TO DO
Reproduce each line of the material precisely.

════════

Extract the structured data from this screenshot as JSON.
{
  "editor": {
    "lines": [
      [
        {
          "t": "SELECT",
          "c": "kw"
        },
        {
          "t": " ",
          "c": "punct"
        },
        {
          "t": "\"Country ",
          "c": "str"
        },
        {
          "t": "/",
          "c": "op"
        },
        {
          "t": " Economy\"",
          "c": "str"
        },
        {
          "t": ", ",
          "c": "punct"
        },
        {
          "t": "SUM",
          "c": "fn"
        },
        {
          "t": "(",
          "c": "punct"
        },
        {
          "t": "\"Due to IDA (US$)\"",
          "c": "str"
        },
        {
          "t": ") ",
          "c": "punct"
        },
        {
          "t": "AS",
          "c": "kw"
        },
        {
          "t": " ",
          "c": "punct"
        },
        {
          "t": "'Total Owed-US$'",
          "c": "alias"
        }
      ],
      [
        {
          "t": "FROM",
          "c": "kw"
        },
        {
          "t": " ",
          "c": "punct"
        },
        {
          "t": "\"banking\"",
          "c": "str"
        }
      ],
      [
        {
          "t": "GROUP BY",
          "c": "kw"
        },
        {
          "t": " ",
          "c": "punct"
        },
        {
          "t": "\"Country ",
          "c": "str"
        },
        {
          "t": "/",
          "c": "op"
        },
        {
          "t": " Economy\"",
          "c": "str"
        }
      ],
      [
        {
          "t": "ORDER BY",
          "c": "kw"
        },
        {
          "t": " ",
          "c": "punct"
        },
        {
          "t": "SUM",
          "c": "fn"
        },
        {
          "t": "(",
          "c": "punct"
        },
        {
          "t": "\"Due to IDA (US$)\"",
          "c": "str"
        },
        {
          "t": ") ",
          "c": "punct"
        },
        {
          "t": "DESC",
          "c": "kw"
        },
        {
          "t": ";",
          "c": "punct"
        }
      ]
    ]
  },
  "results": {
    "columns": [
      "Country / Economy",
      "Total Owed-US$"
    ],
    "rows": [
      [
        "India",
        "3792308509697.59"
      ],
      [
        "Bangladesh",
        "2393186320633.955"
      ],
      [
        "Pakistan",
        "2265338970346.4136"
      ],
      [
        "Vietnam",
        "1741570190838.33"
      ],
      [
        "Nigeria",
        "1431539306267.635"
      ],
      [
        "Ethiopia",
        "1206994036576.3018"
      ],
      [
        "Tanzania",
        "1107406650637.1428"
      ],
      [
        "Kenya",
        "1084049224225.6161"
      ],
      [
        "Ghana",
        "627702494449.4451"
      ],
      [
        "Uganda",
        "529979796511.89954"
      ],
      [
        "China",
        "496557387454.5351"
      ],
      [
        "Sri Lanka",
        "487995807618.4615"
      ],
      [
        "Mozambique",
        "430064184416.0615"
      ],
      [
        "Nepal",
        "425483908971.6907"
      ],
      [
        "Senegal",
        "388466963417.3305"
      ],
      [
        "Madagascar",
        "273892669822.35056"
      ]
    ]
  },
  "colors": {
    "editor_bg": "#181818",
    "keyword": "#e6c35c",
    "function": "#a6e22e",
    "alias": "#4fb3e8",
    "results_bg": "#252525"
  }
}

════════

FULL SOLUTION
Extract the structured data from this screenshot as JSON.
{
  "editor": {
    "lines": [
      [
        {
          "t": "SELECT",
          "c": "kw"
        },
        {
          "t": " ",
          "c": "punct"
        },
        {
          "t": "\"Country ",
          "c": "str"
        },
        {
          "t": "/",
          "c": "op"
        },
        {
          "t": " Economy\"",
          "c": "str"
        },
        {
          "t": ", ",
          "c": "punct"
        },
        {
          "t": "SUM",
          "c": "fn"
        },
        {
          "t": "(",
          "c": "punct"
        },
        {
          "t": "\"Due to IDA (US$)\"",
          "c": "str"
        },
        {
          "t": ") ",
          "c": "punct"
        },
        {
          "t": "AS",
          "c": "kw"
        },
        {
          "t": " ",
          "c": "punct"
        },
        {
          "t": "'Total Owed-US$'",
          "c": "alias"
        }
      ],
      [
        {
          "t": "FROM",
          "c": "kw"
        },
        {
          "t": " ",
          "c": "punct"
        },
        {
          "t": "\"banking\"",
          "c": "str"
        }
      ],
      [
        {
          "t": "GROUP BY",
          "c": "kw"
        },
        {
          "t": " ",
          "c": "punct"
        },
        {
          "t": "\"Country ",
          "c": "str"
        },
        {
          "t": "/",
          "c": "op"
        },
        {
          "t": " Economy\"",
          "c": "str"
        }
      ],
      [
        {
          "t": "ORDER BY",
          "c": "kw"
        },
        {
          "t": " ",
          "c": "punct"
        },
        {
          "t": "SUM",
          "c": "fn"
        },
        {
          "t": "(",
          "c": "punct"
        },
        {
          "t": "\"Due to IDA (US$)\"",
          "c": "str"
        },
        {
          "t": ") ",
          "c": "punct"
        },
        {
          "t": "DESC",
          "c": "kw"
        },
        {
          "t": ";",
          "c": "punct"
        }
      ]
    ]
  },
  "results": {
    "columns": [
      "Country / Economy",
      "Total Owed-US$"
    ],
    "rows": [
      [
        "India",
        "3792308509697.59"
      ],
      [
        "Bangladesh",
        "2393186320633.955"
      ],
      [
        "Pakistan",
        "2265338970346.4136"
      ],
      [
        "Vietnam",
        "1741570190838.33"
      ],
      [
        "Nigeria",
        "1431539306267.635"
      ],
      [
        "Ethiopia",
        "1206994036576.3018"
      ],
      [
        "Tanzania",
        "1107406650637.1428"
      ],
      [
        "Kenya",
        "1084049224225.6161"
      ],
      [
        "Ghana",
        "627702494449.4451"
      ],
      [
        "Uganda",
        "529979796511.89954"
      ],
      [
        "China",
        "496557387454.5351"
      ],
      [
        "Sri Lanka",
        "487995807618.4615"
      ],
      [
        "Mozambique",
        "430064184416.0615"
      ],
      [
        "Nepal",
        "425483908971.6907"
      ],
      [
        "Senegal",
        "388466963417.3305"
      ],
      [
        "Madagascar",
        "273892669822.35056"
      ]
    ]
  },
  "colors": {
    "editor_bg": "#181818",
    "keyword": "#e6c35c",
    "function": "#a6e22e",
    "alias": "#4fb3e8",
    "results_bg": "#252525"
  }
}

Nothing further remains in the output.